§ Your goal:
Without the pictures, copy all the entries below exactly.

====

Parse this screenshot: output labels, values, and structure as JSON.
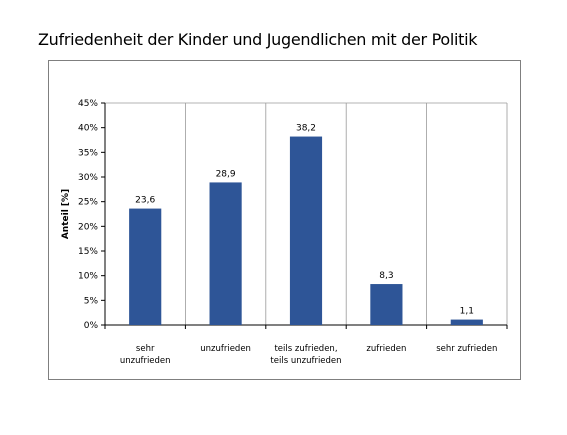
{
  "title": "Zufriedenheit der Kinder und Jugendlichen mit der Politik",
  "chart_data": {
    "type": "bar",
    "title": "Zufriedenheit der Kinder und Jugendlichen mit der Politik",
    "ylabel": "Anteil [%]",
    "xlabel": "",
    "categories": [
      "sehr unzufrieden",
      "unzufrieden",
      "teils zufrieden, teils unzufrieden",
      "zufrieden",
      "sehr zufrieden"
    ],
    "category_lines": [
      [
        "sehr",
        "unzufrieden"
      ],
      [
        "unzufrieden"
      ],
      [
        "teils zufrieden,",
        "teils unzufrieden"
      ],
      [
        "zufrieden"
      ],
      [
        "sehr zufrieden"
      ]
    ],
    "values": [
      23.6,
      28.9,
      38.2,
      8.3,
      1.1
    ],
    "data_labels": [
      "23,6",
      "28,9",
      "38,2",
      "8,3",
      "1,1"
    ],
    "yticks": [
      "0%",
      "5%",
      "10%",
      "15%",
      "20%",
      "25%",
      "30%",
      "35%",
      "40%",
      "45%"
    ],
    "ylim": [
      0,
      45
    ],
    "grid": "vertical",
    "legend": "none",
    "bar_color": "#2e5597",
    "grid_color": "#9a9a9a"
  }
}
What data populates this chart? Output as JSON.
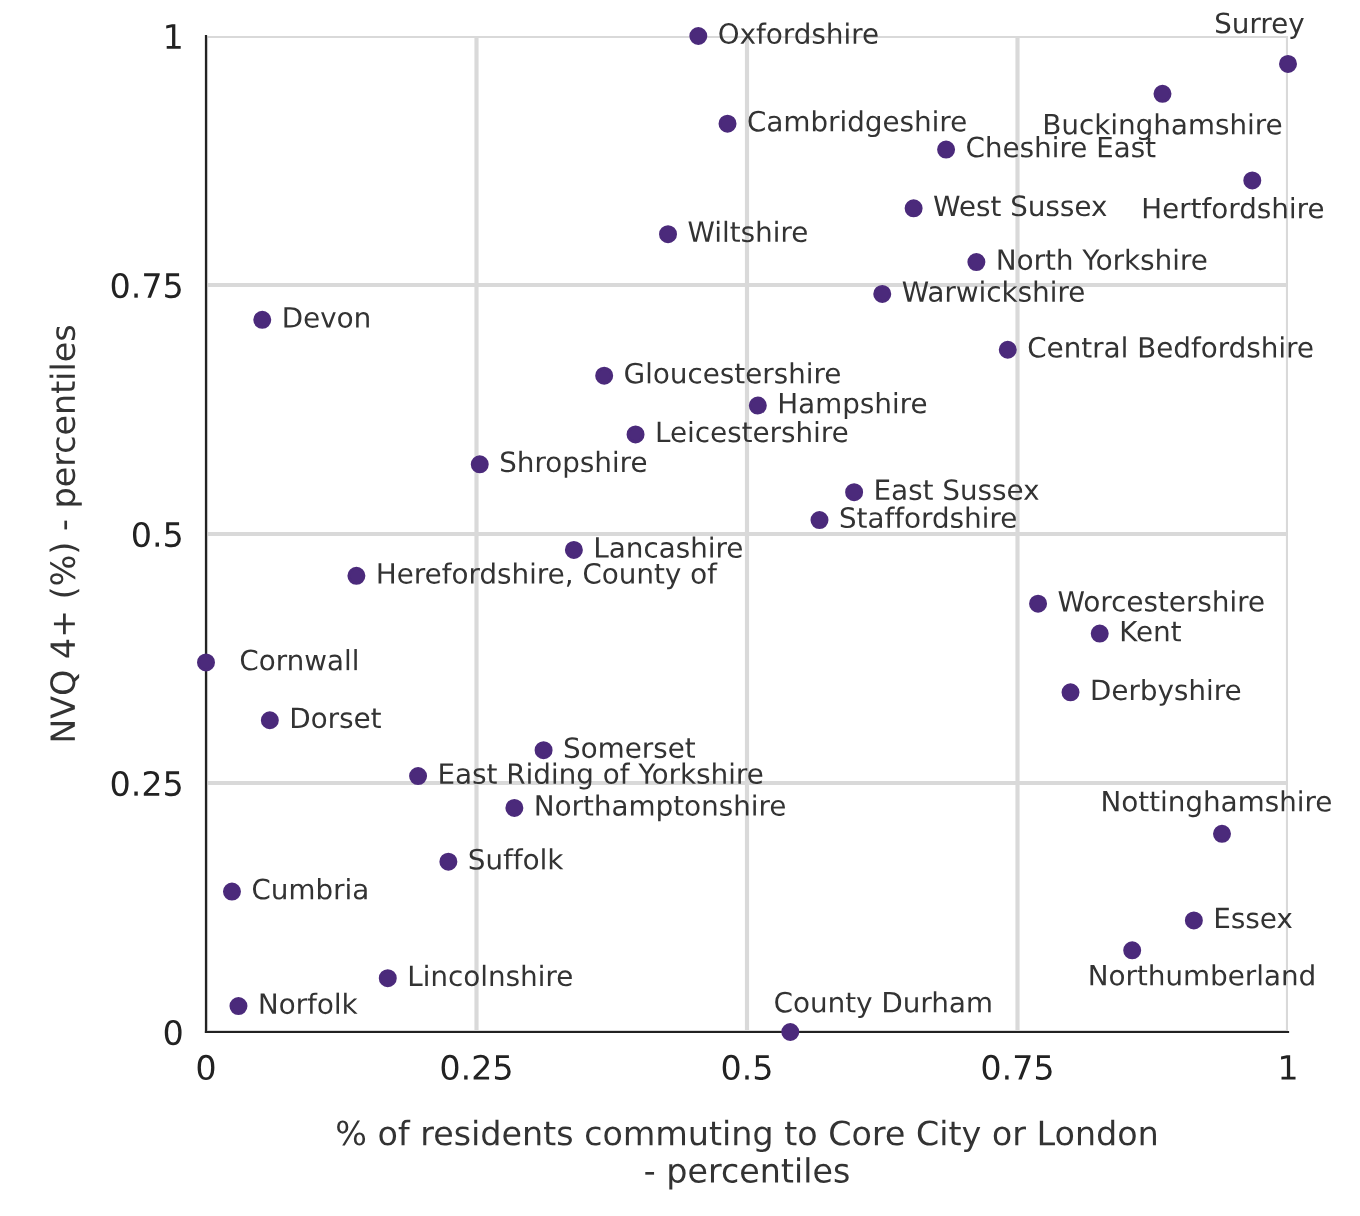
{
  "chart_data": {
    "type": "scatter",
    "xlabel": "% of residents commuting to Core City or London\n- percentiles",
    "ylabel": "NVQ 4+ (%) - percentiles",
    "series": [
      {
        "color": "#4b2a7b",
        "x": [
          0.455,
          1.0,
          0.884,
          0.482,
          0.684,
          0.967,
          0.654,
          0.427,
          0.712,
          0.625,
          0.052,
          0.741,
          0.368,
          0.51,
          0.397,
          0.253,
          0.599,
          0.567,
          0.34,
          0.139,
          0.769,
          0.826,
          0.0,
          0.059,
          0.799,
          0.312,
          0.196,
          0.285,
          0.224,
          0.939,
          0.024,
          0.913,
          0.168,
          0.856,
          0.03,
          0.54
        ],
        "values": [
          1.0,
          0.972,
          0.942,
          0.912,
          0.886,
          0.855,
          0.827,
          0.801,
          0.773,
          0.741,
          0.715,
          0.685,
          0.659,
          0.629,
          0.6,
          0.57,
          0.542,
          0.514,
          0.484,
          0.458,
          0.43,
          0.4,
          0.371,
          0.313,
          0.341,
          0.283,
          0.257,
          0.225,
          0.171,
          0.199,
          0.141,
          0.112,
          0.054,
          0.082,
          0.026,
          0.0
        ]
      }
    ],
    "annotations": [
      {
        "text": "Oxfordshire",
        "x": 0.455,
        "y": 1.0
      },
      {
        "text": "Surrey",
        "x": 1.0,
        "y": 0.972
      },
      {
        "text": "Buckinghamshire",
        "x": 0.884,
        "y": 0.942
      },
      {
        "text": "Cambridgeshire",
        "x": 0.482,
        "y": 0.912
      },
      {
        "text": "Cheshire East",
        "x": 0.684,
        "y": 0.886
      },
      {
        "text": "Hertfordshire",
        "x": 0.967,
        "y": 0.855
      },
      {
        "text": "West Sussex",
        "x": 0.654,
        "y": 0.827
      },
      {
        "text": "Wiltshire",
        "x": 0.427,
        "y": 0.801
      },
      {
        "text": "North Yorkshire",
        "x": 0.712,
        "y": 0.773
      },
      {
        "text": "Warwickshire",
        "x": 0.625,
        "y": 0.741
      },
      {
        "text": "Devon",
        "x": 0.052,
        "y": 0.715
      },
      {
        "text": "Central Bedfordshire",
        "x": 0.741,
        "y": 0.685
      },
      {
        "text": "Gloucestershire",
        "x": 0.368,
        "y": 0.659
      },
      {
        "text": "Hampshire",
        "x": 0.51,
        "y": 0.629
      },
      {
        "text": "Leicestershire",
        "x": 0.397,
        "y": 0.6
      },
      {
        "text": "Shropshire",
        "x": 0.253,
        "y": 0.57
      },
      {
        "text": "East Sussex",
        "x": 0.599,
        "y": 0.542
      },
      {
        "text": "Staffordshire",
        "x": 0.567,
        "y": 0.514
      },
      {
        "text": "Lancashire",
        "x": 0.34,
        "y": 0.484
      },
      {
        "text": "Herefordshire, County of",
        "x": 0.139,
        "y": 0.458
      },
      {
        "text": "Worcestershire",
        "x": 0.769,
        "y": 0.43
      },
      {
        "text": "Kent",
        "x": 0.826,
        "y": 0.4
      },
      {
        "text": "Cornwall",
        "x": 0.0,
        "y": 0.371
      },
      {
        "text": "Dorset",
        "x": 0.059,
        "y": 0.313
      },
      {
        "text": "Derbyshire",
        "x": 0.799,
        "y": 0.341
      },
      {
        "text": "Somerset",
        "x": 0.312,
        "y": 0.283
      },
      {
        "text": "East Riding of Yorkshire",
        "x": 0.196,
        "y": 0.257
      },
      {
        "text": "Northamptonshire",
        "x": 0.285,
        "y": 0.225
      },
      {
        "text": "Suffolk",
        "x": 0.224,
        "y": 0.171
      },
      {
        "text": "Nottinghamshire",
        "x": 0.939,
        "y": 0.199
      },
      {
        "text": "Cumbria",
        "x": 0.024,
        "y": 0.141
      },
      {
        "text": "Essex",
        "x": 0.913,
        "y": 0.112
      },
      {
        "text": "Lincolnshire",
        "x": 0.168,
        "y": 0.054
      },
      {
        "text": "Northumberland",
        "x": 0.856,
        "y": 0.082
      },
      {
        "text": "Norfolk",
        "x": 0.03,
        "y": 0.026
      },
      {
        "text": "County Durham",
        "x": 0.54,
        "y": 0.0
      }
    ],
    "xlim": [
      0,
      1
    ],
    "ylim": [
      0,
      1
    ],
    "xticks": [
      0,
      0.25,
      0.5,
      0.75,
      1
    ],
    "yticks": [
      0,
      0.25,
      0.5,
      0.75,
      1
    ],
    "grid": true,
    "marker": "circle"
  }
}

====

§ Expected answer:
Parse this screenshot: output labels, values, and structure as JSON.
{
  "title": "Zufriedenheit der Kinder und Jugendlichen mit der Politik",
  "chart_data": {
    "type": "bar",
    "title": "Zufriedenheit der Kinder und Jugendlichen mit der Politik",
    "ylabel": "Anteil [%]",
    "xlabel": "",
    "categories": [
      "sehr unzufrieden",
      "unzufrieden",
      "teils zufrieden, teils unzufrieden",
      "zufrieden",
      "sehr zufrieden"
    ],
    "category_lines": [
      [
        "sehr",
        "unzufrieden"
      ],
      [
        "unzufrieden"
      ],
      [
        "teils zufrieden,",
        "teils unzufrieden"
      ],
      [
        "zufrieden"
      ],
      [
        "sehr zufrieden"
      ]
    ],
    "values": [
      23.6,
      28.9,
      38.2,
      8.3,
      1.1
    ],
    "data_labels": [
      "23,6",
      "28,9",
      "38,2",
      "8,3",
      "1,1"
    ],
    "yticks": [
      "0%",
      "5%",
      "10%",
      "15%",
      "20%",
      "25%",
      "30%",
      "35%",
      "40%",
      "45%"
    ],
    "ylim": [
      0,
      45
    ],
    "grid": "vertical",
    "legend": "none",
    "bar_color": "#2e5597",
    "grid_color": "#9a9a9a"
  }
}
What data populates this chart? Output as JSON.
{
  "chart_data": {
    "type": "scatter",
    "xlabel": "% of residents commuting to Core City or London\n- percentiles",
    "ylabel": "NVQ 4+ (%) - percentiles",
    "series": [
      {
        "color": "#4b2a7b",
        "x": [
          0.455,
          1.0,
          0.884,
          0.482,
          0.684,
          0.967,
          0.654,
          0.427,
          0.712,
          0.625,
          0.052,
          0.741,
          0.368,
          0.51,
          0.397,
          0.253,
          0.599,
          0.567,
          0.34,
          0.139,
          0.769,
          0.826,
          0.0,
          0.059,
          0.799,
          0.312,
          0.196,
          0.285,
          0.224,
          0.939,
          0.024,
          0.913,
          0.168,
          0.856,
          0.03,
          0.54
        ],
        "values": [
          1.0,
          0.972,
          0.942,
          0.912,
          0.886,
          0.855,
          0.827,
          0.801,
          0.773,
          0.741,
          0.715,
          0.685,
          0.659,
          0.629,
          0.6,
          0.57,
          0.542,
          0.514,
          0.484,
          0.458,
          0.43,
          0.4,
          0.371,
          0.313,
          0.341,
          0.283,
          0.257,
          0.225,
          0.171,
          0.199,
          0.141,
          0.112,
          0.054,
          0.082,
          0.026,
          0.0
        ]
      }
    ],
    "annotations": [
      {
        "text": "Oxfordshire",
        "x": 0.455,
        "y": 1.0
      },
      {
        "text": "Surrey",
        "x": 1.0,
        "y": 0.972
      },
      {
        "text": "Buckinghamshire",
        "x": 0.884,
        "y": 0.942
      },
      {
        "text": "Cambridgeshire",
        "x": 0.482,
        "y": 0.912
      },
      {
        "text": "Cheshire East",
        "x": 0.684,
        "y": 0.886
      },
      {
        "text": "Hertfordshire",
        "x": 0.967,
        "y": 0.855
      },
      {
        "text": "West Sussex",
        "x": 0.654,
        "y": 0.827
      },
      {
        "text": "Wiltshire",
        "x": 0.427,
        "y": 0.801
      },
      {
        "text": "North Yorkshire",
        "x": 0.712,
        "y": 0.773
      },
      {
        "text": "Warwickshire",
        "x": 0.625,
        "y": 0.741
      },
      {
        "text": "Devon",
        "x": 0.052,
        "y": 0.715
      },
      {
        "text": "Central Bedfordshire",
        "x": 0.741,
        "y": 0.685
      },
      {
        "text": "Gloucestershire",
        "x": 0.368,
        "y": 0.659
      },
      {
        "text": "Hampshire",
        "x": 0.51,
        "y": 0.629
      },
      {
        "text": "Leicestershire",
        "x": 0.397,
        "y": 0.6
      },
      {
        "text": "Shropshire",
        "x": 0.253,
        "y": 0.57
      },
      {
        "text": "East Sussex",
        "x": 0.599,
        "y": 0.542
      },
      {
        "text": "Staffordshire",
        "x": 0.567,
        "y": 0.514
      },
      {
        "text": "Lancashire",
        "x": 0.34,
        "y": 0.484
      },
      {
        "text": "Herefordshire, County of",
        "x": 0.139,
        "y": 0.458
      },
      {
        "text": "Worcestershire",
        "x": 0.769,
        "y": 0.43
      },
      {
        "text": "Kent",
        "x": 0.826,
        "y": 0.4
      },
      {
        "text": "Cornwall",
        "x": 0.0,
        "y": 0.371
      },
      {
        "text": "Dorset",
        "x": 0.059,
        "y": 0.313
      },
      {
        "text": "Derbyshire",
        "x": 0.799,
        "y": 0.341
      },
      {
        "text": "Somerset",
        "x": 0.312,
        "y": 0.283
      },
      {
        "text": "East Riding of Yorkshire",
        "x": 0.196,
        "y": 0.257
      },
      {
        "text": "Northamptonshire",
        "x": 0.285,
        "y": 0.225
      },
      {
        "text": "Suffolk",
        "x": 0.224,
        "y": 0.171
      },
      {
        "text": "Nottinghamshire",
        "x": 0.939,
        "y": 0.199
      },
      {
        "text": "Cumbria",
        "x": 0.024,
        "y": 0.141
      },
      {
        "text": "Essex",
        "x": 0.913,
        "y": 0.112
      },
      {
        "text": "Lincolnshire",
        "x": 0.168,
        "y": 0.054
      },
      {
        "text": "Northumberland",
        "x": 0.856,
        "y": 0.082
      },
      {
        "text": "Norfolk",
        "x": 0.03,
        "y": 0.026
      },
      {
        "text": "County Durham",
        "x": 0.54,
        "y": 0.0
      }
    ],
    "xlim": [
      0,
      1
    ],
    "ylim": [
      0,
      1
    ],
    "xticks": [
      0,
      0.25,
      0.5,
      0.75,
      1
    ],
    "yticks": [
      0,
      0.25,
      0.5,
      0.75,
      1
    ],
    "grid": true,
    "marker": "circle"
  }
}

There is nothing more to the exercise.